━━━ SOURCE MATERIAL ━━━

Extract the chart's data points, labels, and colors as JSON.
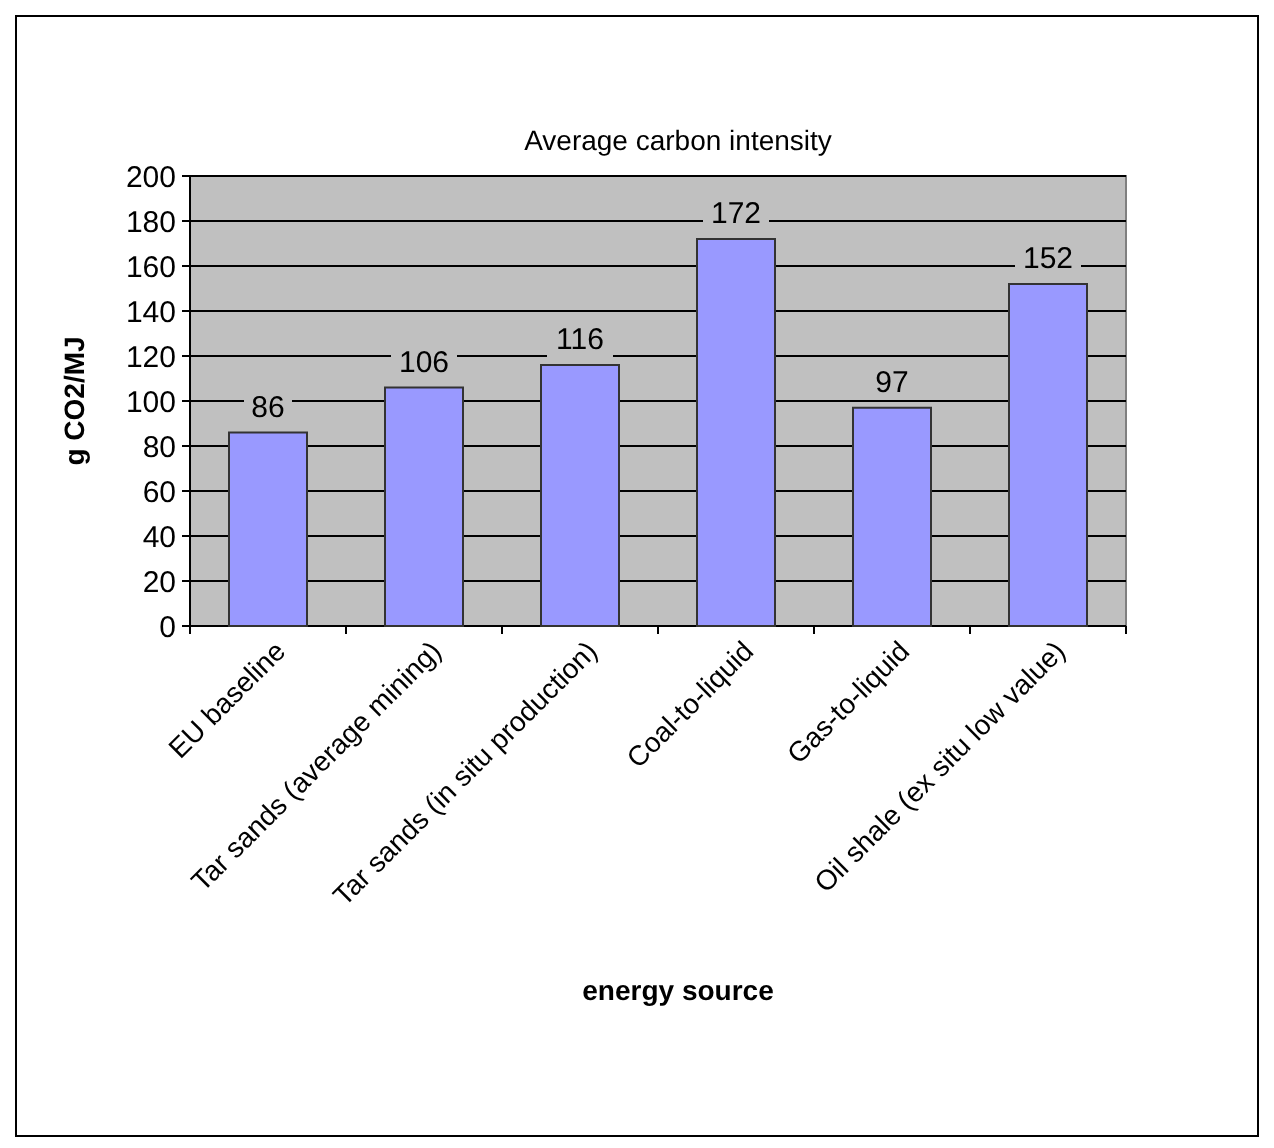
{
  "chart_data": {
    "type": "bar",
    "title": "Average carbon intensity",
    "xlabel": "energy source",
    "ylabel": "g CO2/MJ",
    "categories": [
      "EU baseline",
      "Tar sands (average mining)",
      "Tar sands (in situ production)",
      "Coal-to-liquid",
      "Gas-to-liquid",
      "Oil shale (ex situ low value)"
    ],
    "values": [
      86,
      106,
      116,
      172,
      97,
      152
    ],
    "color": "#9999ff",
    "ylim": [
      0,
      200
    ],
    "yticks": [
      0,
      20,
      40,
      60,
      80,
      100,
      120,
      140,
      160,
      180,
      200
    ],
    "grid": "y",
    "data_labels": true
  }
}
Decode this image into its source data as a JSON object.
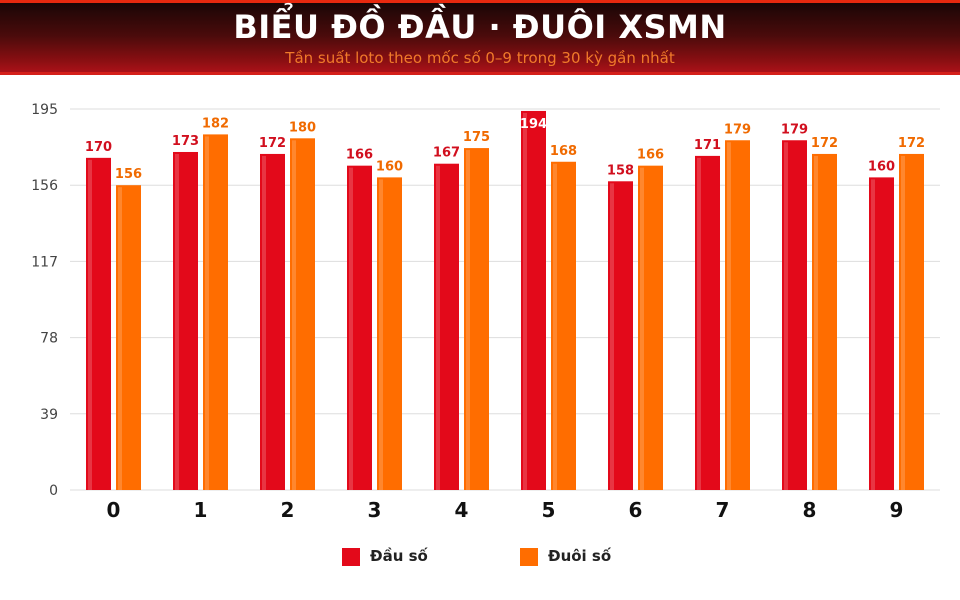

━━━

WHAT THIS TASK INVOLVES:
Reproduce every entry word for word, but skip any pictures.

FULL SOLUTION:
Extract the chart's data points, labels, and colors as JSON.
{
  "chart_data": {
    "type": "bar",
    "title": "Average carbon intensity",
    "xlabel": "energy source",
    "ylabel": "g CO2/MJ",
    "categories": [
      "EU baseline",
      "Tar sands (average mining)",
      "Tar sands (in situ production)",
      "Coal-to-liquid",
      "Gas-to-liquid",
      "Oil shale (ex situ low value)"
    ],
    "values": [
      86,
      106,
      116,
      172,
      97,
      152
    ],
    "color": "#9999ff",
    "ylim": [
      0,
      200
    ],
    "yticks": [
      0,
      20,
      40,
      60,
      80,
      100,
      120,
      140,
      160,
      180,
      200
    ],
    "grid": "y",
    "data_labels": true
  }
}
Decode this image into its source data as a JSON object.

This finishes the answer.